[Element and region data]
[BEGIN]

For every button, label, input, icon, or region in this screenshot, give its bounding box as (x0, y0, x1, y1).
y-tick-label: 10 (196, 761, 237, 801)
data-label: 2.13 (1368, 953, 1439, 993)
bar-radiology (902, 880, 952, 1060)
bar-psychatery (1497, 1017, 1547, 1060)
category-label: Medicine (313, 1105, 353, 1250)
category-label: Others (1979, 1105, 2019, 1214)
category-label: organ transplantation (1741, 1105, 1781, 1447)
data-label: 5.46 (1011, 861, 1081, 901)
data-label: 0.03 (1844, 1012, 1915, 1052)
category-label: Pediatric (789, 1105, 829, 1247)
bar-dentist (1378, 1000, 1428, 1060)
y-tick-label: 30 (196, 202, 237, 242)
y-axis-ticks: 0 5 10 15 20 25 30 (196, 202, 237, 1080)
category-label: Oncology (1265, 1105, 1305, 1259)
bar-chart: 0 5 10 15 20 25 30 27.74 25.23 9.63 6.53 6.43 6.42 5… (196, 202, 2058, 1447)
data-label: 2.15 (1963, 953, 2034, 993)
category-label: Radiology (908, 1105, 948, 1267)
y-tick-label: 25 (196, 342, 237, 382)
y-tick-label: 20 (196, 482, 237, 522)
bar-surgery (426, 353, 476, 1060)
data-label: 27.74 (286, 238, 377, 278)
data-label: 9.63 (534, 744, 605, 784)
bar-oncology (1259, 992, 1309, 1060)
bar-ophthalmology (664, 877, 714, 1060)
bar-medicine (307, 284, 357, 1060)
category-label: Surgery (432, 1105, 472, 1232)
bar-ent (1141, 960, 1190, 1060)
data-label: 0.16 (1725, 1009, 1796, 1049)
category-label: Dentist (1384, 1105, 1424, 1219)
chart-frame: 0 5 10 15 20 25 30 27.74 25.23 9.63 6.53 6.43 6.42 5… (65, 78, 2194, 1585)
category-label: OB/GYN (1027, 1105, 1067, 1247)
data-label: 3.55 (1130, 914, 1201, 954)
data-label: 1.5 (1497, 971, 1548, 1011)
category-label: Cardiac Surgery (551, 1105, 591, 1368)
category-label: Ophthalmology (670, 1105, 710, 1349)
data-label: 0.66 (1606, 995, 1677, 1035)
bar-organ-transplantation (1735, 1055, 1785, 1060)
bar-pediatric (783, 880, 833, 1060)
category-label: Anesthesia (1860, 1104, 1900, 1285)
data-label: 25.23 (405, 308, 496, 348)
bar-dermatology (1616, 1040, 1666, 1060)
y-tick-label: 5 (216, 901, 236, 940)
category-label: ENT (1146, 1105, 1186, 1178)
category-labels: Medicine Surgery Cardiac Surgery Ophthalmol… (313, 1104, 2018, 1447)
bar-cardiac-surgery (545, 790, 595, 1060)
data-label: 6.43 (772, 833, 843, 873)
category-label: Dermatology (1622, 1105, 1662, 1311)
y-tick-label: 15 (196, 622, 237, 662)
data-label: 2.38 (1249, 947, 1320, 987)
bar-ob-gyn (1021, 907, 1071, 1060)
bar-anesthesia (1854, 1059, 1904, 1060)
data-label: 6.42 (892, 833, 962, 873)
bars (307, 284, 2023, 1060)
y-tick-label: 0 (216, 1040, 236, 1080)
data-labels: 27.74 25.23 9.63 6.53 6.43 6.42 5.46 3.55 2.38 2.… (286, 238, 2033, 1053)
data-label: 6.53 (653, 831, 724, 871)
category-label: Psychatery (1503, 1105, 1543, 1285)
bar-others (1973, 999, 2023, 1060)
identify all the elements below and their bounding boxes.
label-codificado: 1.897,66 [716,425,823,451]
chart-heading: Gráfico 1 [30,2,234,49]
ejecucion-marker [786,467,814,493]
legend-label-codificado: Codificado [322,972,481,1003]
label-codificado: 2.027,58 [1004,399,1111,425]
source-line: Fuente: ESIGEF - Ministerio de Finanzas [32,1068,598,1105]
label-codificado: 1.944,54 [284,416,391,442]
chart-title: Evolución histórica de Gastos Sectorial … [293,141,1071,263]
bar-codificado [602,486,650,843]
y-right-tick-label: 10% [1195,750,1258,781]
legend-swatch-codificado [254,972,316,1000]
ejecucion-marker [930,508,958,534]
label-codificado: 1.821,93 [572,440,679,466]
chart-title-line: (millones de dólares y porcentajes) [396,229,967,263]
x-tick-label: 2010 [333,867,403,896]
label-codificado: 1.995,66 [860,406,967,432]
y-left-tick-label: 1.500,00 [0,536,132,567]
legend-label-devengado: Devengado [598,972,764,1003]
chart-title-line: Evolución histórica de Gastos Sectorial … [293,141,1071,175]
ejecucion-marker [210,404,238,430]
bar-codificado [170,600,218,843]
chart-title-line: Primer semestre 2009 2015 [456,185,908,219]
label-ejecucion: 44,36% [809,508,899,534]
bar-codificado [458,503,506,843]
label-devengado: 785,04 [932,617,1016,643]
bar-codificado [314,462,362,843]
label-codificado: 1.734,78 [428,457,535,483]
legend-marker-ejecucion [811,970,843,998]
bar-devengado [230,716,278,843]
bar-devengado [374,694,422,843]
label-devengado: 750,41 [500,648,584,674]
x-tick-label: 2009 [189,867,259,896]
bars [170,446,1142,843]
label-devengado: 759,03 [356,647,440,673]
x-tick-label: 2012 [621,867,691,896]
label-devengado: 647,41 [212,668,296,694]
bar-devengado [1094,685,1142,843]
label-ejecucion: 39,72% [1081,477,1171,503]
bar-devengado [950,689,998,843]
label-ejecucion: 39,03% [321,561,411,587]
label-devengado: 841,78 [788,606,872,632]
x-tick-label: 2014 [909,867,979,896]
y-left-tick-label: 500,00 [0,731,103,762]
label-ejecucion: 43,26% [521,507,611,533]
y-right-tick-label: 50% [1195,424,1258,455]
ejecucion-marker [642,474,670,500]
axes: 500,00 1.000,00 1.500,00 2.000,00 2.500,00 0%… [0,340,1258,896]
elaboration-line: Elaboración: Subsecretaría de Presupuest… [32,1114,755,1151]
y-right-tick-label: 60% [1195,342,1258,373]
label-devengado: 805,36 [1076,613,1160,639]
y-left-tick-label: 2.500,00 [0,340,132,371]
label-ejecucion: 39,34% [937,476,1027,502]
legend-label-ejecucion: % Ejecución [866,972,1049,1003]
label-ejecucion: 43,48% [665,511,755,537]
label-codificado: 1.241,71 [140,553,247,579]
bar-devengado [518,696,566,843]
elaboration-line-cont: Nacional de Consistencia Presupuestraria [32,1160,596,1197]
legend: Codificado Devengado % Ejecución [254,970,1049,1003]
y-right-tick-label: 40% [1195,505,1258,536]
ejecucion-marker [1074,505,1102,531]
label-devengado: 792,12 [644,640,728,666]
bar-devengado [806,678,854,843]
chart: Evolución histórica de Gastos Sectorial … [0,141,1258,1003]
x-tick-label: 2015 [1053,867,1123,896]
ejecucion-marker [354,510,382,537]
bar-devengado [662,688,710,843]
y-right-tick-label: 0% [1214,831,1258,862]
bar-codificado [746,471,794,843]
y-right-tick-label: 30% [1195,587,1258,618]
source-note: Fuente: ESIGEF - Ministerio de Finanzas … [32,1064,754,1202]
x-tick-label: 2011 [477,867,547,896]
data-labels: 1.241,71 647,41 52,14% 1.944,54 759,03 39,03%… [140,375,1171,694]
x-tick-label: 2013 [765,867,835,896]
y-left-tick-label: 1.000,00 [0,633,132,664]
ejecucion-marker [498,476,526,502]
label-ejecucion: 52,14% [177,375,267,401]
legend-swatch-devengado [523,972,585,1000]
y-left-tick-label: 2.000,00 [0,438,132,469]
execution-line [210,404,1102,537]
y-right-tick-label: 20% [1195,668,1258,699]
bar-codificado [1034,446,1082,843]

[END]

Transcribe every line of the rows above without any alteration.

For every button, label, input, icon, or region in this screenshot, give its bounding box as (x0, y0, x1, y1).
y-tick-label: 10 (196, 761, 237, 801)
data-label: 2.13 (1368, 953, 1439, 993)
bar-radiology (902, 880, 952, 1060)
bar-psychatery (1497, 1017, 1547, 1060)
category-label: Medicine (313, 1105, 353, 1250)
category-label: Others (1979, 1105, 2019, 1214)
category-label: organ transplantation (1741, 1105, 1781, 1447)
data-label: 5.46 (1011, 861, 1081, 901)
data-label: 0.03 (1844, 1012, 1915, 1052)
category-label: Pediatric (789, 1105, 829, 1247)
bar-dentist (1378, 1000, 1428, 1060)
y-tick-label: 30 (196, 202, 237, 242)
y-axis-ticks: 0 5 10 15 20 25 30 (196, 202, 237, 1080)
category-label: Oncology (1265, 1105, 1305, 1259)
bar-chart: 0 5 10 15 20 25 30 27.74 25.23 9.63 6.53 6.43 6.42 5… (196, 202, 2058, 1447)
data-label: 2.15 (1963, 953, 2034, 993)
category-label: Radiology (908, 1105, 948, 1267)
y-tick-label: 25 (196, 342, 237, 382)
y-tick-label: 20 (196, 482, 237, 522)
bar-surgery (426, 353, 476, 1060)
data-label: 27.74 (286, 238, 377, 278)
data-label: 9.63 (534, 744, 605, 784)
bar-oncology (1259, 992, 1309, 1060)
bar-ophthalmology (664, 877, 714, 1060)
bar-medicine (307, 284, 357, 1060)
category-label: Surgery (432, 1105, 472, 1232)
bar-ent (1141, 960, 1190, 1060)
data-label: 0.16 (1725, 1009, 1796, 1049)
category-label: Dentist (1384, 1105, 1424, 1219)
chart-frame: 0 5 10 15 20 25 30 27.74 25.23 9.63 6.53 6.43 6.42 5… (65, 78, 2194, 1585)
category-label: OB/GYN (1027, 1105, 1067, 1247)
data-label: 3.55 (1130, 914, 1201, 954)
data-label: 1.5 (1497, 971, 1548, 1011)
category-label: Cardiac Surgery (551, 1105, 591, 1368)
category-label: Ophthalmology (670, 1105, 710, 1349)
data-label: 0.66 (1606, 995, 1677, 1035)
bar-organ-transplantation (1735, 1055, 1785, 1060)
bar-pediatric (783, 880, 833, 1060)
category-label: Anesthesia (1860, 1104, 1900, 1285)
data-label: 25.23 (405, 308, 496, 348)
bar-dermatology (1616, 1040, 1666, 1060)
y-tick-label: 5 (216, 901, 236, 940)
category-label: ENT (1146, 1105, 1186, 1178)
category-labels: Medicine Surgery Cardiac Surgery Ophthalmol… (313, 1104, 2018, 1447)
bar-cardiac-surgery (545, 790, 595, 1060)
data-label: 6.43 (772, 833, 843, 873)
category-label: Dermatology (1622, 1105, 1662, 1311)
y-tick-label: 15 (196, 622, 237, 662)
data-label: 2.38 (1249, 947, 1320, 987)
bar-ob-gyn (1021, 907, 1071, 1060)
bar-anesthesia (1854, 1059, 1904, 1060)
data-label: 6.42 (892, 833, 962, 873)
bars (307, 284, 2023, 1060)
y-tick-label: 0 (216, 1040, 236, 1080)
data-labels: 27.74 25.23 9.63 6.53 6.43 6.42 5.46 3.55 2.38 2.… (286, 238, 2033, 1053)
data-label: 6.53 (653, 831, 724, 871)
category-label: Psychatery (1503, 1105, 1543, 1285)
bar-others (1973, 999, 2023, 1060)
identify all the elements below and their bounding boxes.
label-codificado: 1.897,66 [716,425,823,451]
chart-heading: Gráfico 1 [30,2,234,49]
ejecucion-marker [786,467,814,493]
legend-label-codificado: Codificado [322,972,481,1003]
label-codificado: 2.027,58 [1004,399,1111,425]
source-line: Fuente: ESIGEF - Ministerio de Finanzas [32,1068,598,1105]
label-codificado: 1.944,54 [284,416,391,442]
chart-title: Evolución histórica de Gastos Sectorial … [293,141,1071,263]
bar-codificado [602,486,650,843]
y-right-tick-label: 10% [1195,750,1258,781]
legend-swatch-codificado [254,972,316,1000]
ejecucion-marker [930,508,958,534]
label-codificado: 1.821,93 [572,440,679,466]
chart-title-line: (millones de dólares y porcentajes) [396,229,967,263]
x-tick-label: 2010 [333,867,403,896]
label-codificado: 1.995,66 [860,406,967,432]
y-left-tick-label: 1.500,00 [0,536,132,567]
legend-label-devengado: Devengado [598,972,764,1003]
chart-title-line: Evolución histórica de Gastos Sectorial … [293,141,1071,175]
ejecucion-marker [210,404,238,430]
bar-codificado [170,600,218,843]
chart-title-line: Primer semestre 2009 2015 [456,185,908,219]
label-ejecucion: 44,36% [809,508,899,534]
bar-codificado [458,503,506,843]
label-devengado: 785,04 [932,617,1016,643]
bar-codificado [314,462,362,843]
label-codificado: 1.734,78 [428,457,535,483]
legend-marker-ejecucion [811,970,843,998]
bar-devengado [230,716,278,843]
bar-devengado [374,694,422,843]
label-devengado: 750,41 [500,648,584,674]
x-tick-label: 2009 [189,867,259,896]
bars [170,446,1142,843]
label-devengado: 759,03 [356,647,440,673]
x-tick-label: 2012 [621,867,691,896]
label-devengado: 647,41 [212,668,296,694]
bar-devengado [1094,685,1142,843]
label-ejecucion: 39,72% [1081,477,1171,503]
bar-devengado [950,689,998,843]
label-ejecucion: 39,03% [321,561,411,587]
label-devengado: 841,78 [788,606,872,632]
x-tick-label: 2014 [909,867,979,896]
y-left-tick-label: 500,00 [0,731,103,762]
label-ejecucion: 43,26% [521,507,611,533]
y-right-tick-label: 50% [1195,424,1258,455]
ejecucion-marker [642,474,670,500]
axes: 500,00 1.000,00 1.500,00 2.000,00 2.500,00 0%… [0,340,1258,896]
elaboration-line: Elaboración: Subsecretaría de Presupuest… [32,1114,755,1151]
y-right-tick-label: 60% [1195,342,1258,373]
label-devengado: 805,36 [1076,613,1160,639]
y-left-tick-label: 2.500,00 [0,340,132,371]
label-ejecucion: 39,34% [937,476,1027,502]
legend-label-ejecucion: % Ejecución [866,972,1049,1003]
label-ejecucion: 43,48% [665,511,755,537]
label-codificado: 1.241,71 [140,553,247,579]
bar-devengado [518,696,566,843]
elaboration-line-cont: Nacional de Consistencia Presupuestraria [32,1160,596,1197]
legend: Codificado Devengado % Ejecución [254,970,1049,1003]
y-right-tick-label: 40% [1195,505,1258,536]
ejecucion-marker [1074,505,1102,531]
label-devengado: 792,12 [644,640,728,666]
bar-devengado [806,678,854,843]
chart: Evolución histórica de Gastos Sectorial … [0,141,1258,1003]
x-tick-label: 2015 [1053,867,1123,896]
ejecucion-marker [354,510,382,537]
bar-devengado [662,688,710,843]
y-right-tick-label: 0% [1214,831,1258,862]
bar-codificado [746,471,794,843]
y-right-tick-label: 30% [1195,587,1258,618]
source-note: Fuente: ESIGEF - Ministerio de Finanzas … [32,1064,754,1202]
x-tick-label: 2011 [477,867,547,896]
data-labels: 1.241,71 647,41 52,14% 1.944,54 759,03 39,03%… [140,375,1171,694]
x-tick-label: 2013 [765,867,835,896]
y-left-tick-label: 1.000,00 [0,633,132,664]
ejecucion-marker [498,476,526,502]
label-ejecucion: 52,14% [177,375,267,401]
legend-swatch-devengado [523,972,585,1000]
y-left-tick-label: 2.000,00 [0,438,132,469]
execution-line [210,404,1102,537]
y-right-tick-label: 20% [1195,668,1258,699]
bar-codificado [1034,446,1082,843]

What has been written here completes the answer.